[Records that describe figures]
━━━━━━━━━━━━━━━━
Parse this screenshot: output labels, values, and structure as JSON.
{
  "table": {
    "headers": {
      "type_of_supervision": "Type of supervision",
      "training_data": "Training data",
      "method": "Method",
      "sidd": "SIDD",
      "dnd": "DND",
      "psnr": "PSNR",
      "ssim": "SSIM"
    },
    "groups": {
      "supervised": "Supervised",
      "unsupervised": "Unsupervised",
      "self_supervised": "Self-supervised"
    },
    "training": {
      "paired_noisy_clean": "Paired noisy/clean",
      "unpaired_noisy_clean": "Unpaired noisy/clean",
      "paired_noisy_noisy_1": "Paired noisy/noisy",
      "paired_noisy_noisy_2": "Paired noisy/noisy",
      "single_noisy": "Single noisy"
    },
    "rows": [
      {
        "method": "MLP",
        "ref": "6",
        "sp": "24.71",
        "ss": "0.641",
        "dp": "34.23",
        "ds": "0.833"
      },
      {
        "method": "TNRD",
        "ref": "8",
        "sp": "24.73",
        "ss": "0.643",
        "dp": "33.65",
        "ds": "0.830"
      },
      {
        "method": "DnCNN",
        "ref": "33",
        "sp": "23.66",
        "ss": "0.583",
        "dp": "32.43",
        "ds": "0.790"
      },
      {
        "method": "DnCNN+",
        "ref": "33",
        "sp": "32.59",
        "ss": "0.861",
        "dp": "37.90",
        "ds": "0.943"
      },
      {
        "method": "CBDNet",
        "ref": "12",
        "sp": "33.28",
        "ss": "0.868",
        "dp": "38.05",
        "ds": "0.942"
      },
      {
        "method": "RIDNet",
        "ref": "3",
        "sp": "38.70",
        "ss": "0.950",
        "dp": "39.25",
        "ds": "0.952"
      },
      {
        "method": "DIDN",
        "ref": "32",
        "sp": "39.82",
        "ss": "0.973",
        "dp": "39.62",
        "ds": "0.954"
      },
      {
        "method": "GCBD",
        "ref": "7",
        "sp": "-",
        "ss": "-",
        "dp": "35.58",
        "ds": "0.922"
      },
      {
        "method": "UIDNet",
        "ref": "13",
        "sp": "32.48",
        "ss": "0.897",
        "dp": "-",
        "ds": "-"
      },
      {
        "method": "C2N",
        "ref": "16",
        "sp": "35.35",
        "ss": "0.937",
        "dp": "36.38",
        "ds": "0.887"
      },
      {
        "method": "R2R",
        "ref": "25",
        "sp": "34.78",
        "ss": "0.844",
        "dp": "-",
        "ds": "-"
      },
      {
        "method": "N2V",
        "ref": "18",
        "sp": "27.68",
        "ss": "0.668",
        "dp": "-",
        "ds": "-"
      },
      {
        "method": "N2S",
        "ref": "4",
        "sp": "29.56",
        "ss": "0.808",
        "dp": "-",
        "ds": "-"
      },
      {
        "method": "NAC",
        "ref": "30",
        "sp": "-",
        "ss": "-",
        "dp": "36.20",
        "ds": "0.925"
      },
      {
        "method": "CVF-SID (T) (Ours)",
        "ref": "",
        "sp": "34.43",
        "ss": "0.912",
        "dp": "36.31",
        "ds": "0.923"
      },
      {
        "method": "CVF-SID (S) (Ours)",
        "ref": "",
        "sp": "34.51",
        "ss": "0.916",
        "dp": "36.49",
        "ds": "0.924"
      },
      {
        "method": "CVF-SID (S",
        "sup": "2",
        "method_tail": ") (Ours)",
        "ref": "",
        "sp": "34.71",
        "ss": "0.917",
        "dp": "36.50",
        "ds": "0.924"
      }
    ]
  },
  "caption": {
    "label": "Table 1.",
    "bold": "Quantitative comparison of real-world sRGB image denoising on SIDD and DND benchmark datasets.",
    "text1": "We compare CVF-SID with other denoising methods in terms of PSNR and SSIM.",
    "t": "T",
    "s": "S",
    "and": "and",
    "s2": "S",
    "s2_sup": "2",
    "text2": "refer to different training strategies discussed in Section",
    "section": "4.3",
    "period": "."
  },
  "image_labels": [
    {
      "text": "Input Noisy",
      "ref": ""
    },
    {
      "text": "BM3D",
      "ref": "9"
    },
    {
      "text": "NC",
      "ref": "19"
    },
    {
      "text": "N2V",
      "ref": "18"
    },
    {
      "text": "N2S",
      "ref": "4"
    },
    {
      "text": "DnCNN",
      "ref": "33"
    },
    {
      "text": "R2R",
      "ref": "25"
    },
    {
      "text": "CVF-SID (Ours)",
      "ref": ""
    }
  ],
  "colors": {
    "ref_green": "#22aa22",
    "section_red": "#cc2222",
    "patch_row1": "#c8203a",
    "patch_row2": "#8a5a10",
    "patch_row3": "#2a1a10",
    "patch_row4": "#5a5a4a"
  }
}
━━━━━━━━━━━━━━━━
» **REQUIRED WORK**
The word "clean" may occur in lines of the records. Report how many such lines there are, giving only the number.

» **THE REPLY**
2